§ **What you have to do**: Transcribe the material in full. Nothing should differ except that the pictures are left out.
======== Supplied material
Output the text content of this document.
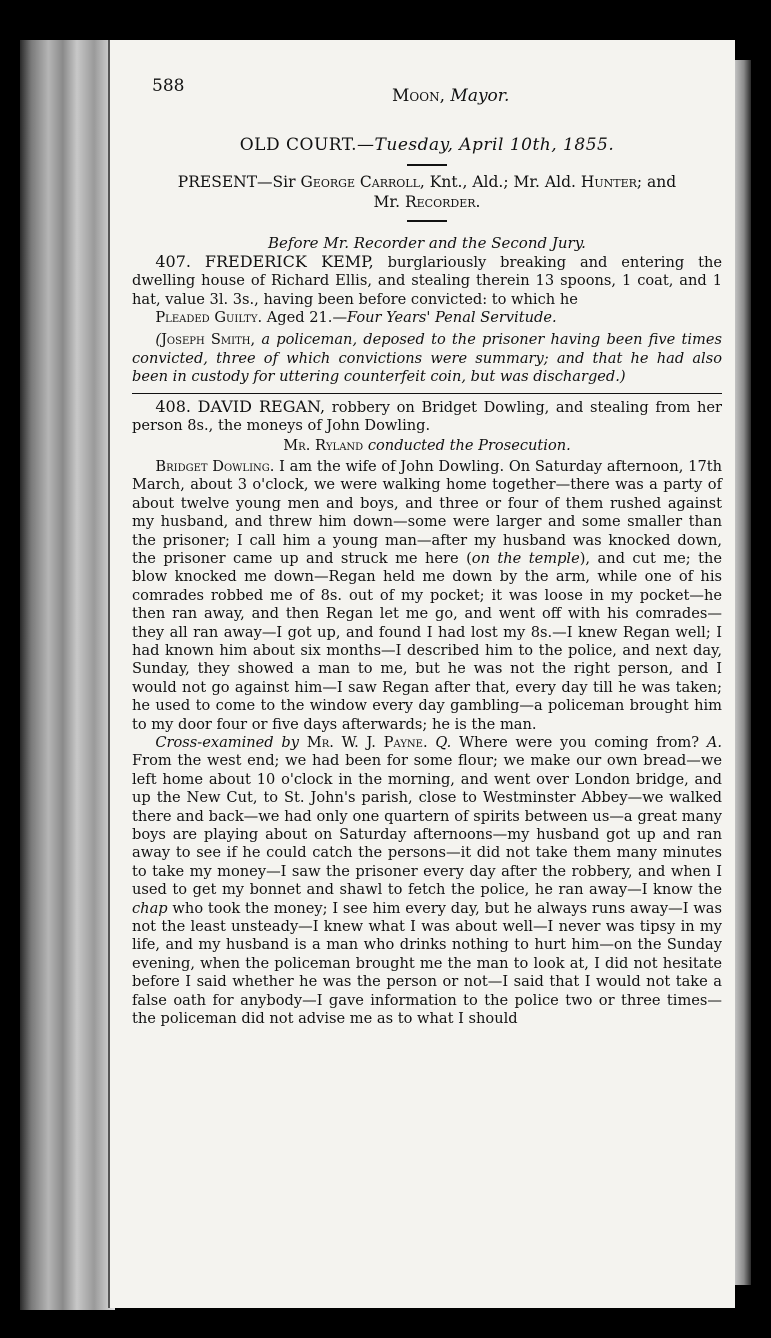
588	Moon, Mayor.
OLD COURT.—Tuesday, April 10th, 1855.
PRESENT—Sir George Carroll, Knt., Ald.; Mr. Ald. Hunter; and
Mr. Recorder.
Before Mr. Recorder and the Second Jury.

407. FREDERICK KEMP, burglariously breaking and entering the dwelling house of Richard Ellis, and stealing therein 13 spoons, 1 coat, and 1 hat, value 3l. 3s., having been before convicted: to which he

Pleaded Guilty. Aged 21.—Four Years' Penal Servitude.

(Joseph Smith, a policeman, deposed to the prisoner having been five times convicted, three of which convictions were summary; and that he had also been in custody for uttering counterfeit coin, but was discharged.)

408. DAVID REGAN, robbery on Bridget Dowling, and stealing from her person 8s., the moneys of John Dowling.

Mr. Ryland conducted the Prosecution.

Bridget Dowling. I am the wife of John Dowling. On Saturday afternoon, 17th March, about 3 o'clock, we were walking home together—there was a party of about twelve young men and boys, and three or four of them rushed against my husband, and threw him down—some were larger and some smaller than the prisoner; I call him a young man—after my husband was knocked down, the prisoner came up and struck me here (on the temple), and cut me; the blow knocked me down—Regan held me down by the arm, while one of his comrades robbed me of 8s. out of my pocket; it was loose in my pocket—he then ran away, and then Regan let me go, and went off with his comrades—they all ran away—I got up, and found I had lost my 8s.—I knew Regan well; I had known him about six months—I described him to the police, and next day, Sunday, they showed a man to me, but he was not the right person, and I would not go against him—I saw Regan after that, every day till he was taken; he used to come to the window every day gambling—a policeman brought him to my door four or five days afterwards; he is the man.

Cross-examined by Mr. W. J. Payne. Q. Where were you coming from? A. From the west end; we had been for some flour; we make our own bread—we left home about 10 o'clock in the morning, and went over London bridge, and up the New Cut, to St. John's parish, close to Westminster Abbey—we walked there and back—we had only one quartern of spirits between us—a great many boys are playing about on Saturday afternoons—my husband got up and ran away to see if he could catch the persons—it did not take them many minutes to take my money—I saw the prisoner every day after the robbery, and when I used to get my bonnet and shawl to fetch the police, he ran away—I know the chap who took the money; I see him every day, but he always runs away—I was not the least unsteady—I knew what I was about well—I never was tipsy in my life, and my husband is a man who drinks nothing to hurt him—on the Sunday evening, when the policeman brought me the man to look at, I did not hesitate before I said whether he was the person or not—I said that I would not take a false oath for anybody—I gave information to the police two or three times—the policeman did not advise me as to what I should
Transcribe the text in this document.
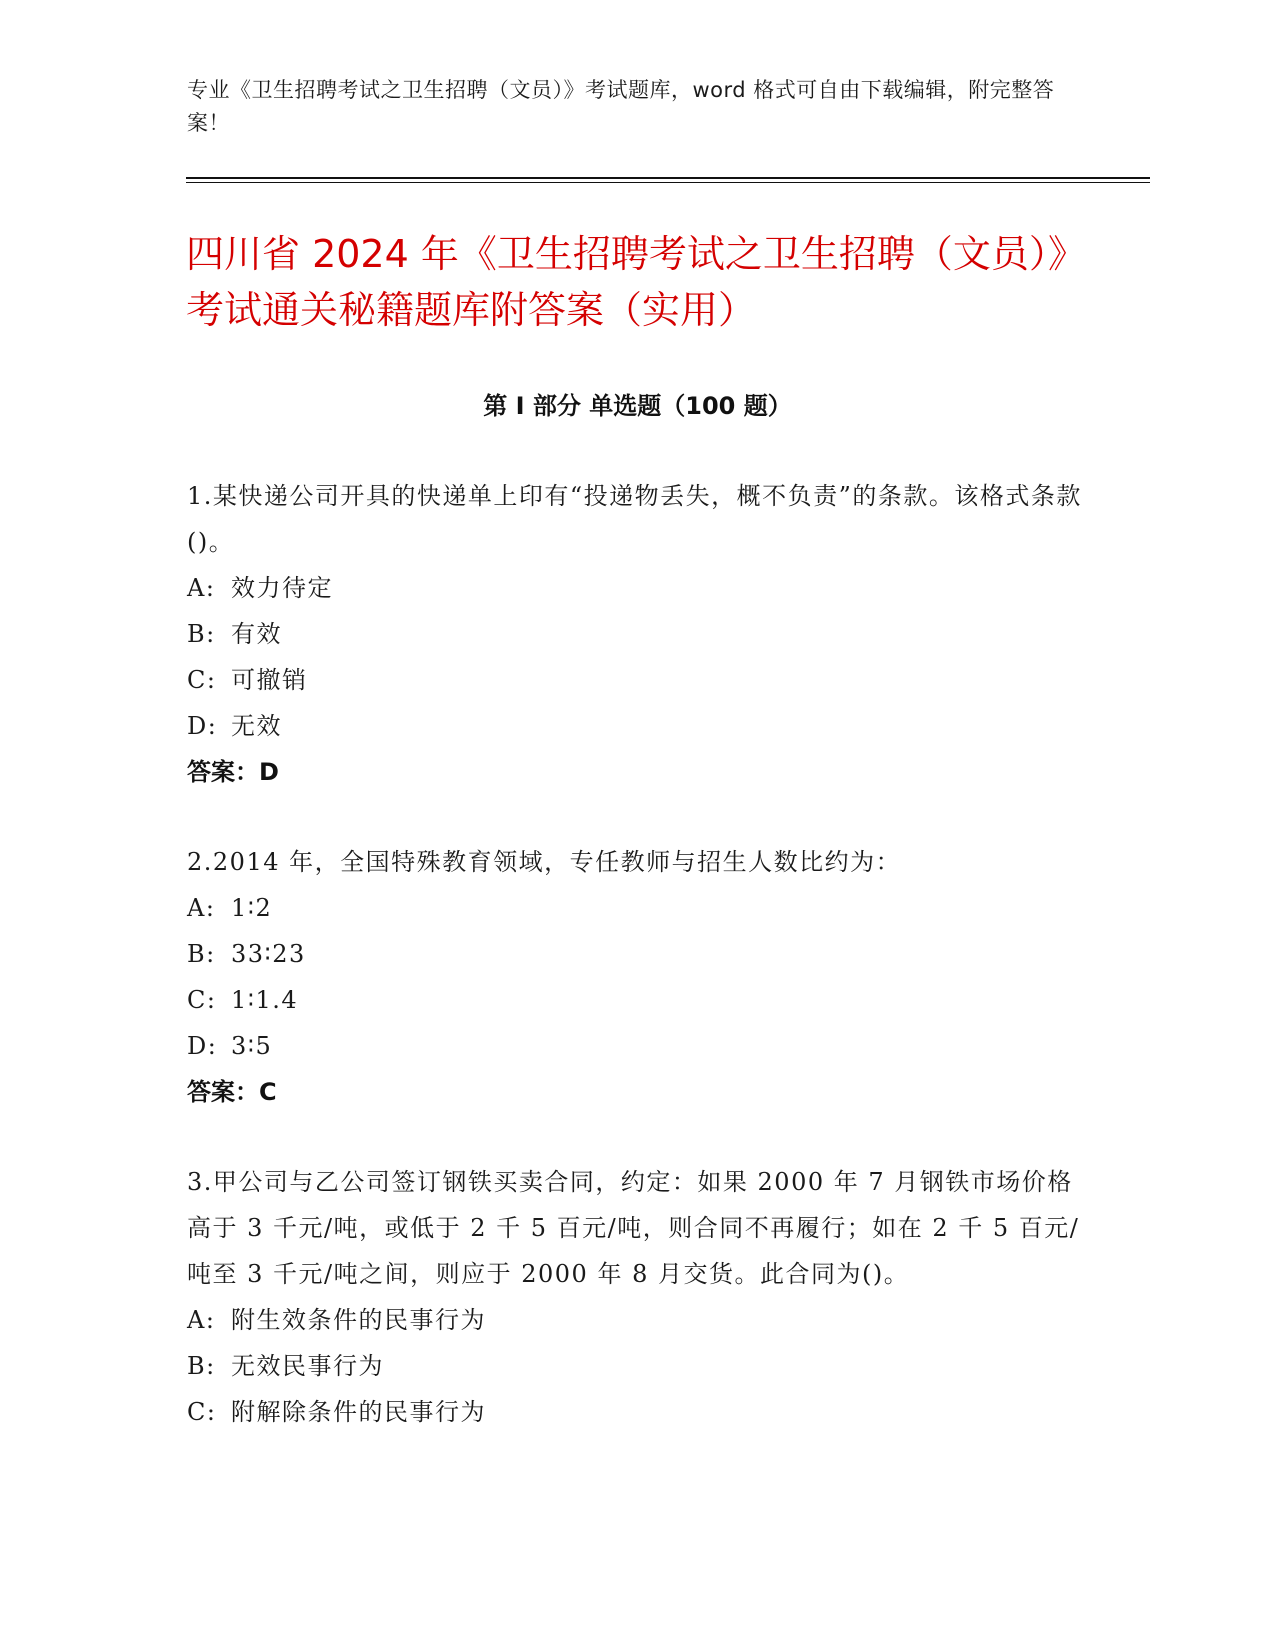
专业《卫生招聘考试之卫生招聘（文员）》考试题库，word 格式可自由下载编辑，附完整答案！
四川省 2024 年《卫生招聘考试之卫生招聘（文员）》考试通关秘籍题库附答案（实用）
第 I 部分 单选题（100 题）
1.某快递公司开具的快递单上印有“投递物丢失，概不负责”的条款。该格式条款()。
A: 效力待定
B: 有效
C: 可撤销
D: 无效
答案：D
2.2014 年，全国特殊教育领域，专任教师与招生人数比约为：
A: 1∶2
B: 33∶23
C: 1∶1.4
D: 3∶5
答案：C
3.甲公司与乙公司签订钢铁买卖合同，约定：如果 2000 年 7 月钢铁市场价格高于 3 千元/吨，或低于 2 千 5 百元/吨，则合同不再履行；如在 2 千 5 百元/吨至 3 千元/吨之间，则应于 2000 年 8 月交货。此合同为()。
A: 附生效条件的民事行为
B: 无效民事行为
C: 附解除条件的民事行为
================
§ **Output for this task**:
Output the text content of this document.
588	Moon, Mayor.
OLD COURT.—Tuesday, April 10th, 1855.
PRESENT—Sir George Carroll, Knt., Ald.; Mr. Ald. Hunter; and
Mr. Recorder.
Before Mr. Recorder and the Second Jury.

407. FREDERICK KEMP, burglariously breaking and entering the dwelling house of Richard Ellis, and stealing therein 13 spoons, 1 coat, and 1 hat, value 3l. 3s., having been before convicted: to which he

Pleaded Guilty. Aged 21.—Four Years' Penal Servitude.

(Joseph Smith, a policeman, deposed to the prisoner having been five times convicted, three of which convictions were summary; and that he had also been in custody for uttering counterfeit coin, but was discharged.)

408. DAVID REGAN, robbery on Bridget Dowling, and stealing from her person 8s., the moneys of John Dowling.

Mr. Ryland conducted the Prosecution.

Bridget Dowling. I am the wife of John Dowling. On Saturday afternoon, 17th March, about 3 o'clock, we were walking home together—there was a party of about twelve young men and boys, and three or four of them rushed against my husband, and threw him down—some were larger and some smaller than the prisoner; I call him a young man—after my husband was knocked down, the prisoner came up and struck me here (on the temple), and cut me; the blow knocked me down—Regan held me down by the arm, while one of his comrades robbed me of 8s. out of my pocket; it was loose in my pocket—he then ran away, and then Regan let me go, and went off with his comrades—they all ran away—I got up, and found I had lost my 8s.—I knew Regan well; I had known him about six months—I described him to the police, and next day, Sunday, they showed a man to me, but he was not the right person, and I would not go against him—I saw Regan after that, every day till he was taken; he used to come to the window every day gambling—a policeman brought him to my door four or five days afterwards; he is the man.

Cross-examined by Mr. W. J. Payne. Q. Where were you coming from? A. From the west end; we had been for some flour; we make our own bread—we left home about 10 o'clock in the morning, and went over London bridge, and up the New Cut, to St. John's parish, close to Westminster Abbey—we walked there and back—we had only one quartern of spirits between us—a great many boys are playing about on Saturday afternoons—my husband got up and ran away to see if he could catch the persons—it did not take them many minutes to take my money—I saw the prisoner every day after the robbery, and when I used to get my bonnet and shawl to fetch the police, he ran away—I know the chap who took the money; I see him every day, but he always runs away—I was not the least unsteady—I knew what I was about well—I never was tipsy in my life, and my husband is a man who drinks nothing to hurt him—on the Sunday evening, when the policeman brought me the man to look at, I did not hesitate before I said whether he was the person or not—I said that I would not take a false oath for anybody—I gave information to the police two or three times—the policeman did not advise me as to what I should
Transcribe the text in this document.
专业《卫生招聘考试之卫生招聘（文员）》考试题库，word 格式可自由下载编辑，附完整答案！
四川省 2024 年《卫生招聘考试之卫生招聘（文员）》考试通关秘籍题库附答案（实用）
第 I 部分 单选题（100 题）
1.某快递公司开具的快递单上印有“投递物丢失，概不负责”的条款。该格式条款()。
A: 效力待定
B: 有效
C: 可撤销
D: 无效
答案：D
2.2014 年，全国特殊教育领域，专任教师与招生人数比约为：
A: 1∶2
B: 33∶23
C: 1∶1.4
D: 3∶5
答案：C
3.甲公司与乙公司签订钢铁买卖合同，约定：如果 2000 年 7 月钢铁市场价格高于 3 千元/吨，或低于 2 千 5 百元/吨，则合同不再履行；如在 2 千 5 百元/吨至 3 千元/吨之间，则应于 2000 年 8 月交货。此合同为()。
A: 附生效条件的民事行为
B: 无效民事行为
C: 附解除条件的民事行为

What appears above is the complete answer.